Stored records
* START *

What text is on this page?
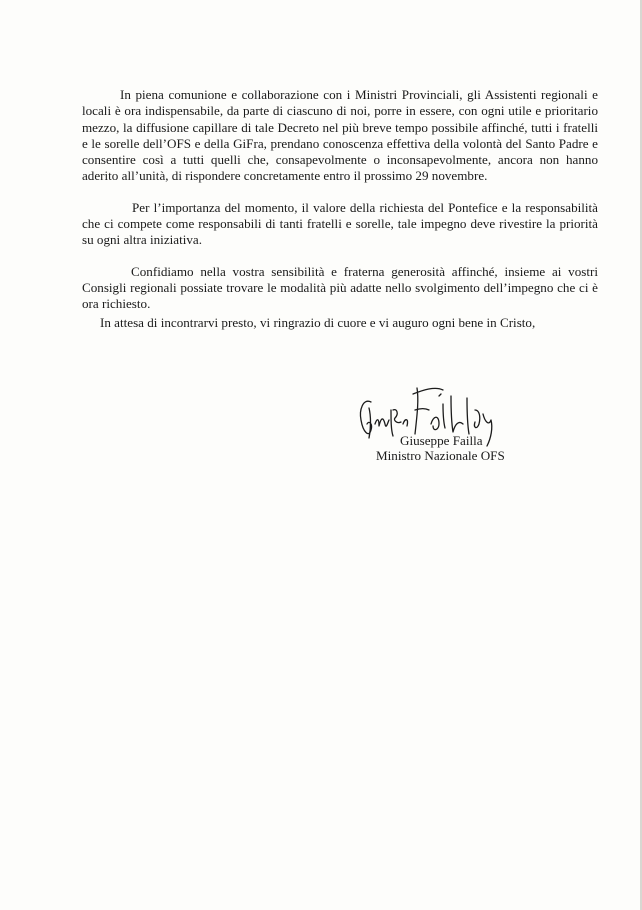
In piena comunione e collaborazione con i Ministri Provinciali, gli Assistenti regionali e locali è ora indispensabile, da parte di ciascuno di noi, porre in essere, con ogni utile e prioritario mezzo, la diffusione capillare di tale Decreto nel più breve tempo possibile affinché, tutti i fratelli e le sorelle dell’OFS e della GiFra, prendano conoscenza effettiva della volontà del Santo Padre e consentire così a tutti quelli che, consapevolmente o inconsapevolmente, ancora non hanno aderito all’unità, di rispondere concretamente entro il prossimo 29 novembre.

Per l’importanza del momento, il valore della richiesta del Pontefice e la responsabilità che ci compete come responsabili di tanti fratelli e sorelle, tale impegno deve rivestire la priorità su ogni altra iniziativa.

Confidiamo nella vostra sensibilità e fraterna generosità affinché, insieme ai vostri Consigli regionali possiate trovare le modalità più adatte nello svolgimento dell’impegno che ci è ora richiesto.

In attesa di incontrarvi presto, vi ringrazio di cuore e vi auguro ogni bene in Cristo,
Giuseppe Failla
Ministro Nazionale OFS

* END *

Except for the pictures, copy the material above exactly.

**Output**
What text is on this page?
In piena comunione e collaborazione con i Ministri Provinciali, gli Assistenti regionali e locali è ora indispensabile, da parte di ciascuno di noi, porre in essere, con ogni utile e prioritario mezzo, la diffusione capillare di tale Decreto nel più breve tempo possibile affinché, tutti i fratelli e le sorelle dell’OFS e della GiFra, prendano conoscenza effettiva della volontà del Santo Padre e consentire così a tutti quelli che, consapevolmente o inconsapevolmente, ancora non hanno aderito all’unità, di rispondere concretamente entro il prossimo 29 novembre.

Per l’importanza del momento, il valore della richiesta del Pontefice e la responsabilità che ci compete come responsabili di tanti fratelli e sorelle, tale impegno deve rivestire la priorità su ogni altra iniziativa.

Confidiamo nella vostra sensibilità e fraterna generosità affinché, insieme ai vostri Consigli regionali possiate trovare le modalità più adatte nello svolgimento dell’impegno che ci è ora richiesto.

In attesa di incontrarvi presto, vi ringrazio di cuore e vi auguro ogni bene in Cristo,
Giuseppe Failla
Ministro Nazionale OFS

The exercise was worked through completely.